__WHAT THE TASK REQUIRES__. Copy out, word for word, the entries from the line containing "Patent image size: (1320, 1084)." through the line containing "The laptop computer 54C is at (288, 100).", including both of those lines.

__DATA ENTRIES__.

__________

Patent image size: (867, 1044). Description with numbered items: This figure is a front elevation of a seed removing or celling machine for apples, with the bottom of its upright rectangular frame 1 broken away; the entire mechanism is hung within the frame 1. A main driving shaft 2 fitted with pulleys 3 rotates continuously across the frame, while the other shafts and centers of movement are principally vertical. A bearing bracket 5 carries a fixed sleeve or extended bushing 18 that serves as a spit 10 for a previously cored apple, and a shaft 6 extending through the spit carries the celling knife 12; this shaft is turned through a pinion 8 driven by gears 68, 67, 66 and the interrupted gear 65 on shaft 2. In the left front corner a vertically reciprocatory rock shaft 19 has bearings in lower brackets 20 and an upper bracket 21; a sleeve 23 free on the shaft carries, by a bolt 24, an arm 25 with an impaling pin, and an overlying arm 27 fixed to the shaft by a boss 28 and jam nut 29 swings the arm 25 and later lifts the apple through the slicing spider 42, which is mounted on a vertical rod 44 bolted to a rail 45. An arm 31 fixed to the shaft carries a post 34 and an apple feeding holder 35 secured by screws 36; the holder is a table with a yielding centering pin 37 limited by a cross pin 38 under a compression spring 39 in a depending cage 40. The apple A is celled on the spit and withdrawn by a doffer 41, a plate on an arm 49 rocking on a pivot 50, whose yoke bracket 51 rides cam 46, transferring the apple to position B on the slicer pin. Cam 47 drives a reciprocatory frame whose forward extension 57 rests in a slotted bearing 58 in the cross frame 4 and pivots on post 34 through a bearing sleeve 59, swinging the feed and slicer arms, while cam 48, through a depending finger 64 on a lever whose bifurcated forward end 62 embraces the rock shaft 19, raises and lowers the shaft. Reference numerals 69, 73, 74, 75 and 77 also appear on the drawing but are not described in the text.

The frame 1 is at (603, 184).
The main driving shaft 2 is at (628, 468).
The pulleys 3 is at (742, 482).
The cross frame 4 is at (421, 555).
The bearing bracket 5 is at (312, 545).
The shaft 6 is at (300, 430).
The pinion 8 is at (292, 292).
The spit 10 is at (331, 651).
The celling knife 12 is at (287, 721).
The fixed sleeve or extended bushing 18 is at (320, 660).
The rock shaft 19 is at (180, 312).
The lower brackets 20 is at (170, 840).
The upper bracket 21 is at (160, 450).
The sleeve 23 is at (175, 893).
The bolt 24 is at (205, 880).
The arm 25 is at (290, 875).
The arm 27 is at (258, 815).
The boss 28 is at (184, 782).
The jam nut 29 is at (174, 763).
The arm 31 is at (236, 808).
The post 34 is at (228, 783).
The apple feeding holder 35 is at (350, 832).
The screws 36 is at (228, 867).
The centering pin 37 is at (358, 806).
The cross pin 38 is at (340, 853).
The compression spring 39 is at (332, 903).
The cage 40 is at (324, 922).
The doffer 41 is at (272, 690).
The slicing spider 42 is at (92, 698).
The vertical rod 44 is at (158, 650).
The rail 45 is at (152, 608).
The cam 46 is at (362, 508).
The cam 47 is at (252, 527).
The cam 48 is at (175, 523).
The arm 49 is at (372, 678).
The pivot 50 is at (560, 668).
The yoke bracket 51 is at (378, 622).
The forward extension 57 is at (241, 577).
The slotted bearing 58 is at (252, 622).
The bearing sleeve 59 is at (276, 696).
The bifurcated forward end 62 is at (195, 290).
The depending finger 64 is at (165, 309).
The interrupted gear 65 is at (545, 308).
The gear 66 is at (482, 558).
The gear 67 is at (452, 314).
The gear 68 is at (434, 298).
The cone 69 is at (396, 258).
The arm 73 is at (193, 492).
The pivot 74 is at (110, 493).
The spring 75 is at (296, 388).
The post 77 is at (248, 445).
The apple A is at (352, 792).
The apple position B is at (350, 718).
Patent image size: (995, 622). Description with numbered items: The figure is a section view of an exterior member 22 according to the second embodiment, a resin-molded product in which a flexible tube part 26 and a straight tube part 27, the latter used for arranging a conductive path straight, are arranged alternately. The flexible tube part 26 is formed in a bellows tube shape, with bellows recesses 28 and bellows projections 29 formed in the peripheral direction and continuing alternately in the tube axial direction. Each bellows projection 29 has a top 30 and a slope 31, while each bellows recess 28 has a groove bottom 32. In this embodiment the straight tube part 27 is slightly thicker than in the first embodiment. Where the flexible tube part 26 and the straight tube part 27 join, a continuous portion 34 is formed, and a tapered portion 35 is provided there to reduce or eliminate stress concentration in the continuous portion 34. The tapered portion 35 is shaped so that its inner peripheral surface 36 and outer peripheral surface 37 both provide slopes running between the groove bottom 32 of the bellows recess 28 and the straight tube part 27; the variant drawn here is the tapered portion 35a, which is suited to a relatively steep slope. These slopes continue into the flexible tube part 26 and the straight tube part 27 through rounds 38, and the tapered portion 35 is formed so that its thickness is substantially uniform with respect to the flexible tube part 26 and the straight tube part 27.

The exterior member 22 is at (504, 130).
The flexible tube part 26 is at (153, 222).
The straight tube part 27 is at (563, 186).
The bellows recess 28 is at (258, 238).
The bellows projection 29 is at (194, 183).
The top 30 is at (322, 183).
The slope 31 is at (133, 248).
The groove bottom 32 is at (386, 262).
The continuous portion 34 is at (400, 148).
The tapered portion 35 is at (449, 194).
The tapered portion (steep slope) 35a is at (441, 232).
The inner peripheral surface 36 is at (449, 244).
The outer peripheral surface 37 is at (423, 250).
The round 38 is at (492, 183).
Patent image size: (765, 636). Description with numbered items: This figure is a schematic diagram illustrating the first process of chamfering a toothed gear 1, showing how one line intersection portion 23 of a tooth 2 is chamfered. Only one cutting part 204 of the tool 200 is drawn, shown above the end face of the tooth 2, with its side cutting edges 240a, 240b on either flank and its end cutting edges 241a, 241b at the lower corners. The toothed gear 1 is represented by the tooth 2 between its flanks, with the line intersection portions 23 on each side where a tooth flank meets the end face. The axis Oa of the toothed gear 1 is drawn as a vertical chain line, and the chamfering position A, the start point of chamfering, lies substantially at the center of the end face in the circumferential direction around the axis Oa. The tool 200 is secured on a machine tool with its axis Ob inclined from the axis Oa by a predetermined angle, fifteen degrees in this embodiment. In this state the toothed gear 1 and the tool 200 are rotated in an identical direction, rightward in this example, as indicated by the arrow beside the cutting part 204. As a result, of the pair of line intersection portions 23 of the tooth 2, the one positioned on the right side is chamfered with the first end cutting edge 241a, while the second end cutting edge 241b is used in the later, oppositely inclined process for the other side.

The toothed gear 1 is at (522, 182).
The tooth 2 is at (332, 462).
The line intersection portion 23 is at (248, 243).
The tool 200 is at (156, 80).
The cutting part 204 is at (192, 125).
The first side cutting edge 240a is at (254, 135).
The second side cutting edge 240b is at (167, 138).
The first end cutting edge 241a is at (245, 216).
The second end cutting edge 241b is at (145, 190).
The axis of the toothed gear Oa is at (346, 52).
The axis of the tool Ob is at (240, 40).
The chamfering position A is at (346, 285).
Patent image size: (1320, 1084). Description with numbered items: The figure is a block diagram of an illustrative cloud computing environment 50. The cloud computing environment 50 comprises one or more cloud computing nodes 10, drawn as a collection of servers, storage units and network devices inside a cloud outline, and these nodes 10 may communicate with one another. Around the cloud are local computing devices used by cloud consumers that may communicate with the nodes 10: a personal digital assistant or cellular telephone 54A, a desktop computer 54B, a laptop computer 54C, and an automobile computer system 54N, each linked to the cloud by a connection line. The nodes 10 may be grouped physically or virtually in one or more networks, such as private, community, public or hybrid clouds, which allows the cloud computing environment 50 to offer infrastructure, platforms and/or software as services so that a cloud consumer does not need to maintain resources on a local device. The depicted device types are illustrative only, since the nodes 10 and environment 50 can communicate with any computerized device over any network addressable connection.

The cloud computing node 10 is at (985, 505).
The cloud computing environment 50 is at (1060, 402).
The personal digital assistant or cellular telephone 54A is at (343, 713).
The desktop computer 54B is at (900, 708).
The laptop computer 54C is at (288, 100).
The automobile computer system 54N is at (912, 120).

__________

__SOLVED EXERCISE__.
Patent image size: (1320, 1084). Description with numbered items: The figure is a block diagram of an illustrative cloud computing environment 50. The cloud computing environment 50 comprises one or more cloud computing nodes 10, drawn as a collection of servers, storage units and network devices inside a cloud outline, and these nodes 10 may communicate with one another. Around the cloud are local computing devices used by cloud consumers that may communicate with the nodes 10: a personal digital assistant or cellular telephone 54A, a desktop computer 54B, a laptop computer 54C, and an automobile computer system 54N, each linked to the cloud by a connection line. The nodes 10 may be grouped physically or virtually in one or more networks, such as private, community, public or hybrid clouds, which allows the cloud computing environment 50 to offer infrastructure, platforms and/or software as services so that a cloud consumer does not need to maintain resources on a local device. The depicted device types are illustrative only, since the nodes 10 and environment 50 can communicate with any computerized device over any network addressable connection.

The cloud computing node 10 is at (985, 505).
The cloud computing environment 50 is at (1060, 402).
The personal digital assistant or cellular telephone 54A is at (343, 713).
The desktop computer 54B is at (900, 708).
The laptop computer 54C is at (288, 100).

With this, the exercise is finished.